• [WHAT YOU SHOULD DO]
Return the data below line for line, leaving out the pictures.

• [RECORDS SUPPLIED]
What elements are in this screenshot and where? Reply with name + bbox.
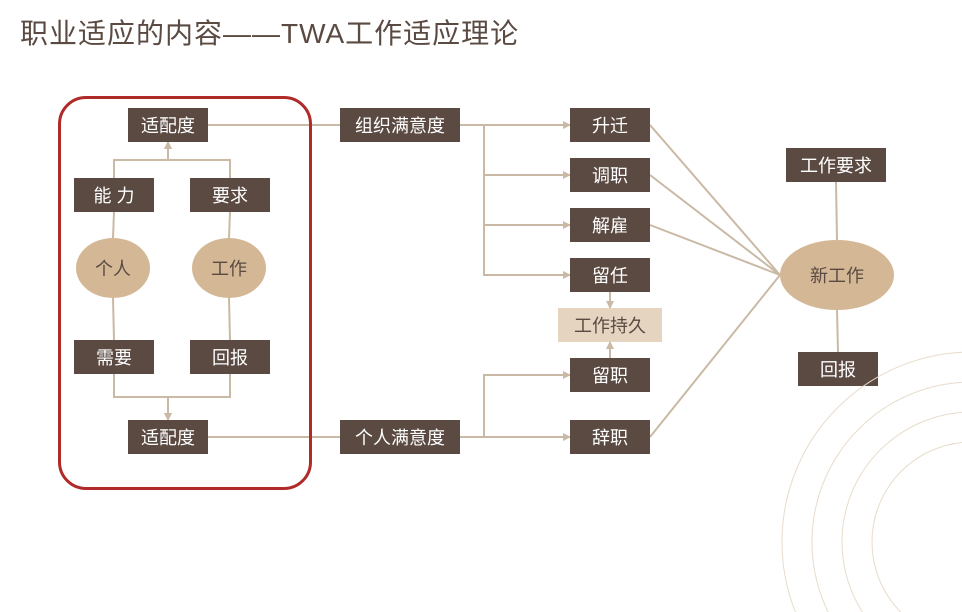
node-reward2: 回报 <box>798 352 878 386</box>
node-job_req: 工作要求 <box>786 148 886 182</box>
node-transfer: 调职 <box>570 158 650 192</box>
node-ind_sat: 个人满意度 <box>340 420 460 454</box>
node-quit: 辞职 <box>570 420 650 454</box>
node-promote: 升迁 <box>570 108 650 142</box>
node-retain: 留任 <box>570 258 650 292</box>
node-new_job: 新工作 <box>780 240 894 310</box>
node-tenure: 工作持久 <box>558 308 662 342</box>
red-ring <box>58 96 312 490</box>
node-org_sat: 组织满意度 <box>340 108 460 142</box>
node-fire: 解雇 <box>570 208 650 242</box>
node-stay: 留职 <box>570 358 650 392</box>
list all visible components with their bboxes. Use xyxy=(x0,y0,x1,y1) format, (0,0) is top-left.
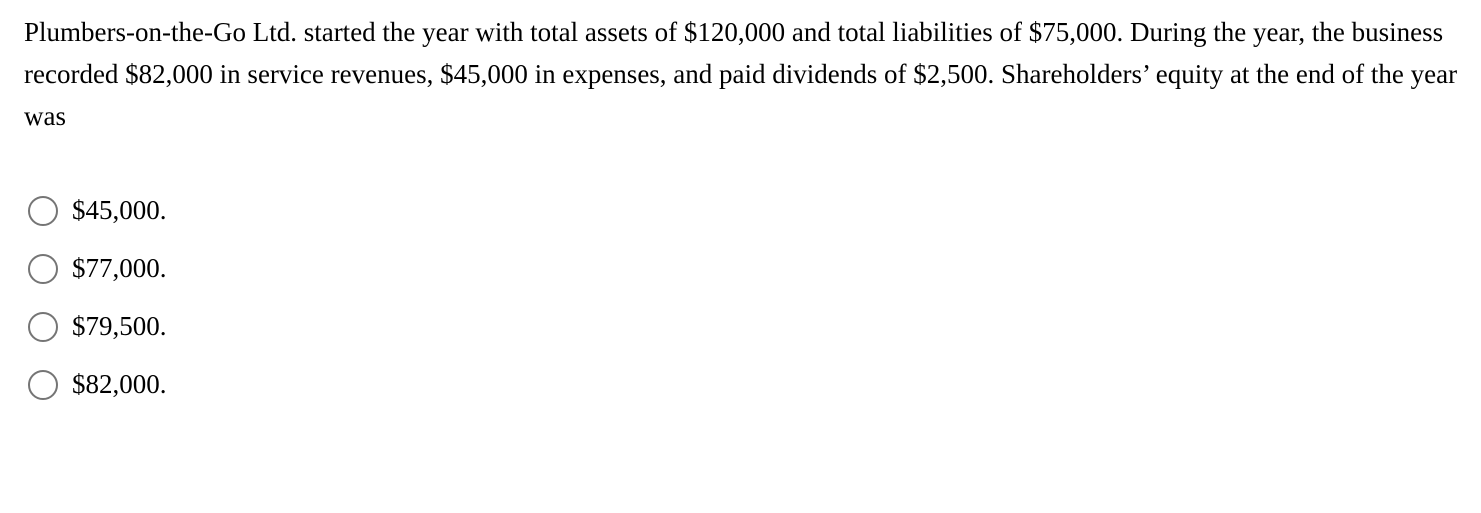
option-label: $82,000. xyxy=(72,371,167,398)
radio-icon[interactable] xyxy=(28,370,58,400)
radio-icon[interactable] xyxy=(28,254,58,284)
option-c[interactable]: $79,500. xyxy=(28,312,1461,342)
radio-icon[interactable] xyxy=(28,312,58,342)
question-text: Plumbers-on-the-Go Ltd. started the year… xyxy=(24,12,1461,138)
option-label: $77,000. xyxy=(72,255,167,282)
option-a[interactable]: $45,000. xyxy=(28,196,1461,226)
options-group: $45,000. $77,000. $79,500. $82,000. xyxy=(24,196,1461,400)
question-container: Plumbers-on-the-Go Ltd. started the year… xyxy=(0,0,1481,420)
radio-icon[interactable] xyxy=(28,196,58,226)
option-label: $79,500. xyxy=(72,313,167,340)
option-b[interactable]: $77,000. xyxy=(28,254,1461,284)
option-d[interactable]: $82,000. xyxy=(28,370,1461,400)
option-label: $45,000. xyxy=(72,197,167,224)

• [REPLY TO THE EXERCISE]
What elements are in this screenshot and where? Reply with name + bbox.
node-reward2: 回报 <box>798 352 878 386</box>
node-job_req: 工作要求 <box>786 148 886 182</box>
node-transfer: 调职 <box>570 158 650 192</box>
node-ind_sat: 个人满意度 <box>340 420 460 454</box>
node-quit: 辞职 <box>570 420 650 454</box>
node-promote: 升迁 <box>570 108 650 142</box>
node-retain: 留任 <box>570 258 650 292</box>
node-new_job: 新工作 <box>780 240 894 310</box>
node-tenure: 工作持久 <box>558 308 662 342</box>
red-ring <box>58 96 312 490</box>
node-org_sat: 组织满意度 <box>340 108 460 142</box>
node-fire: 解雇 <box>570 208 650 242</box>
node-stay: 留职 <box>570 358 650 392</box>
list all visible components with their bboxes. Use xyxy=(x0,y0,x1,y1) format, (0,0) is top-left.
option-label: $82,000. xyxy=(72,371,167,398)
radio-icon[interactable] xyxy=(28,370,58,400)
radio-icon[interactable] xyxy=(28,254,58,284)
option-c[interactable]: $79,500. xyxy=(28,312,1461,342)
radio-icon[interactable] xyxy=(28,312,58,342)
question-text: Plumbers-on-the-Go Ltd. started the year… xyxy=(24,12,1461,138)
option-label: $77,000. xyxy=(72,255,167,282)
option-a[interactable]: $45,000. xyxy=(28,196,1461,226)
options-group: $45,000. $77,000. $79,500. $82,000. xyxy=(24,196,1461,400)
question-container: Plumbers-on-the-Go Ltd. started the year… xyxy=(0,0,1481,420)
radio-icon[interactable] xyxy=(28,196,58,226)
option-label: $79,500. xyxy=(72,313,167,340)
option-b[interactable]: $77,000. xyxy=(28,254,1461,284)
option-d[interactable]: $82,000. xyxy=(28,370,1461,400)
option-label: $45,000. xyxy=(72,197,167,224)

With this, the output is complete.